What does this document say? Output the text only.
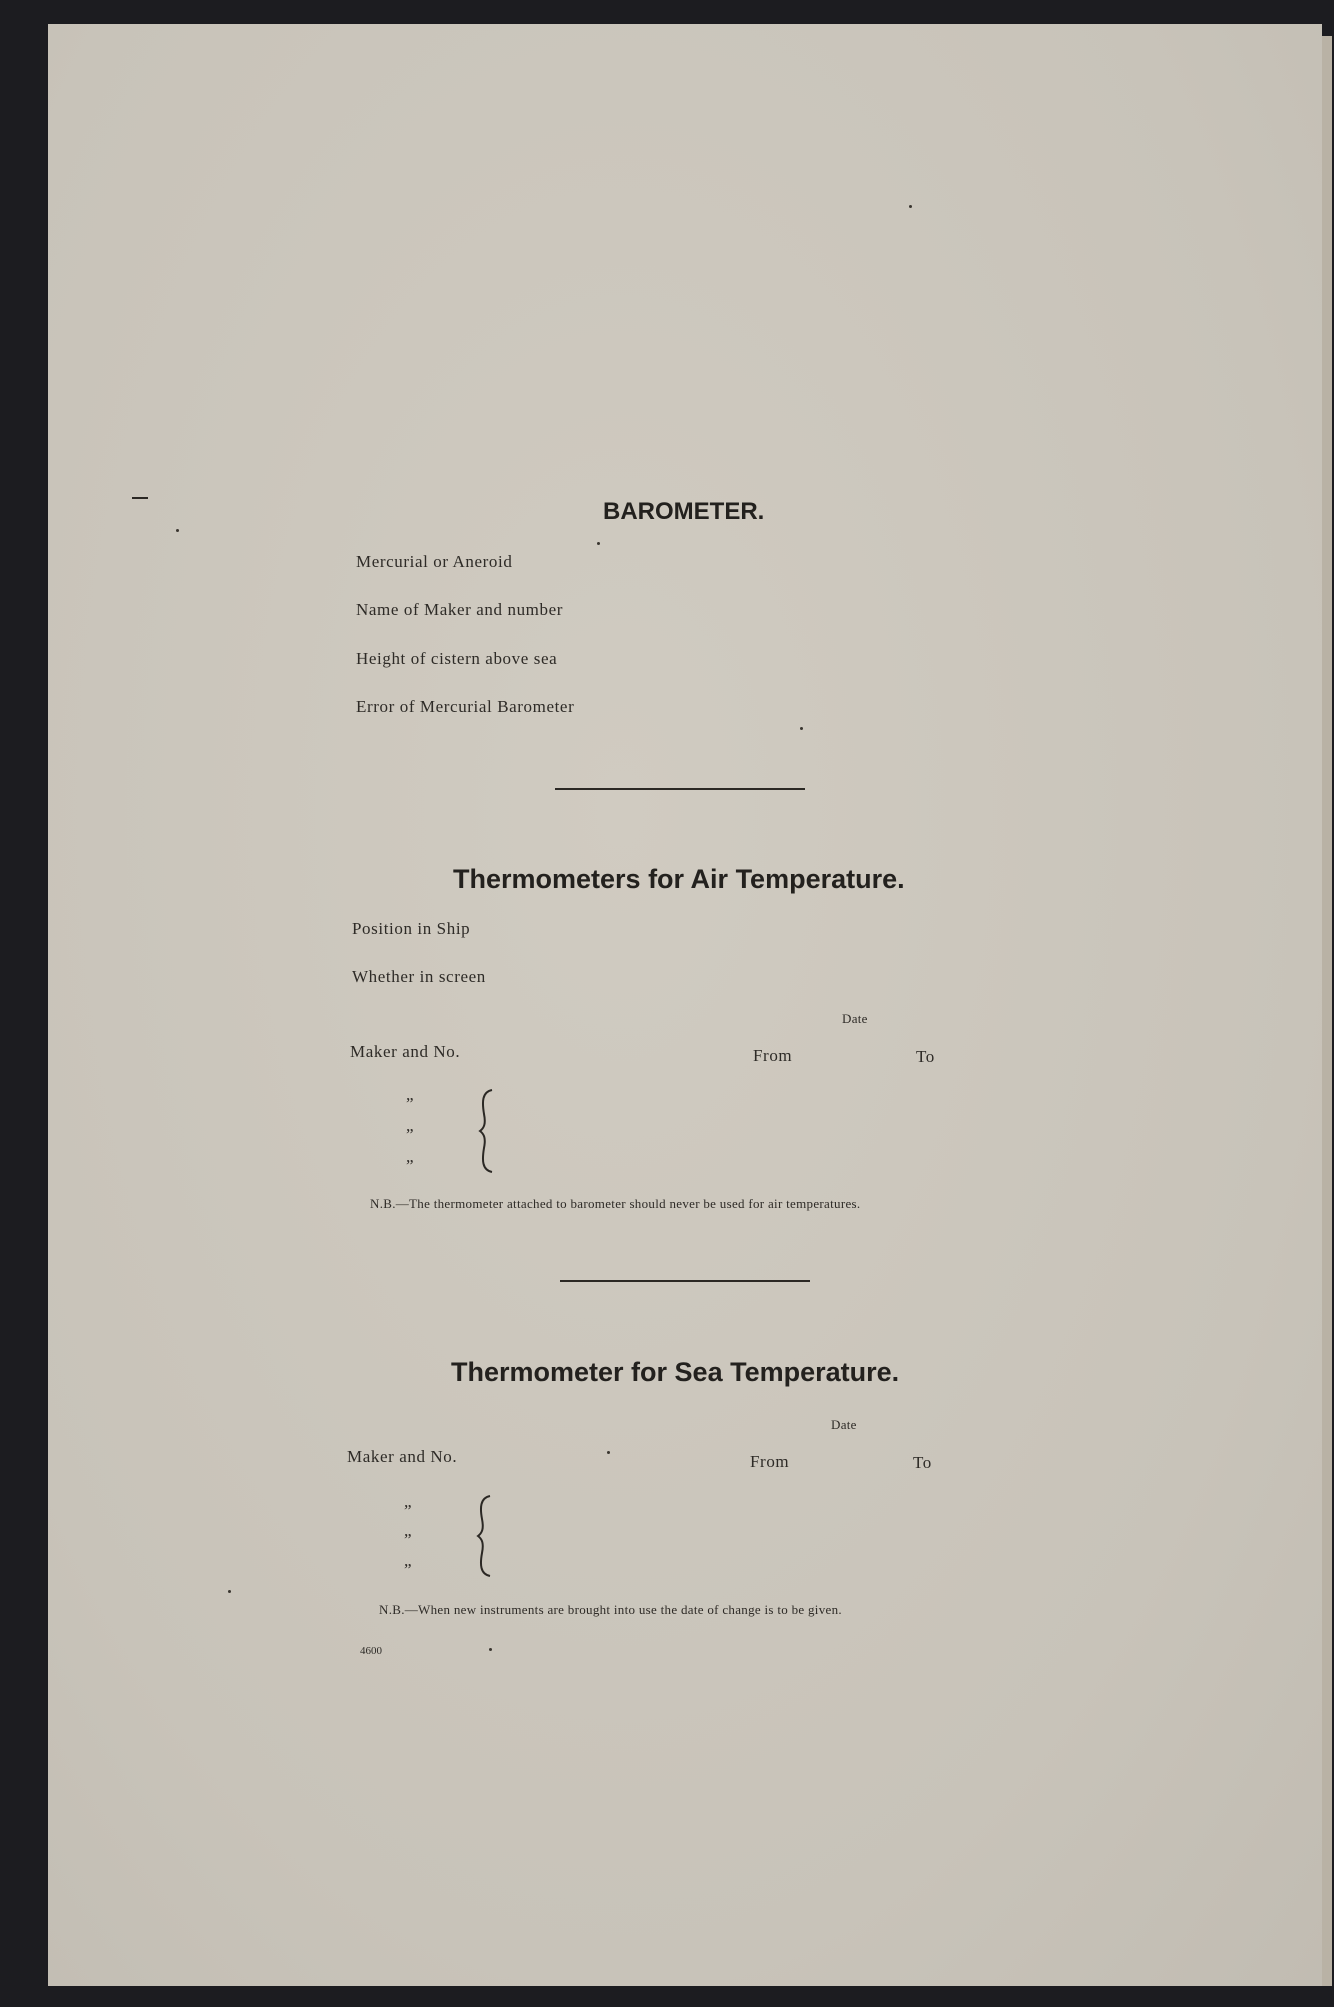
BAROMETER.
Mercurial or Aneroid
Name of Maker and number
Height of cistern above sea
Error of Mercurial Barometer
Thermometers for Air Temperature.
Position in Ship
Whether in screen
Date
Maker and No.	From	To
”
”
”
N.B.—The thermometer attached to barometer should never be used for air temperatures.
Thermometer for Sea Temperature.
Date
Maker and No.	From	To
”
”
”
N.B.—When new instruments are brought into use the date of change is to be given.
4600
· · · ·
Reproduce each record above by retyping it exactly; omit all images.

**Response to the exercise:**
What does this document say? Output the text only.
BAROMETER.
Mercurial or Aneroid
Name of Maker and number
Height of cistern above sea
Error of Mercurial Barometer
Thermometers for Air Temperature.
Position in Ship
Whether in screen
Date
Maker and No.	From	To
”
”
”
N.B.—The thermometer attached to barometer should never be used for air temperatures.
Thermometer for Sea Temperature.
Date
Maker and No.	From	To
”
”
”
N.B.—When new instruments are brought into use the date of change is to be given.
4600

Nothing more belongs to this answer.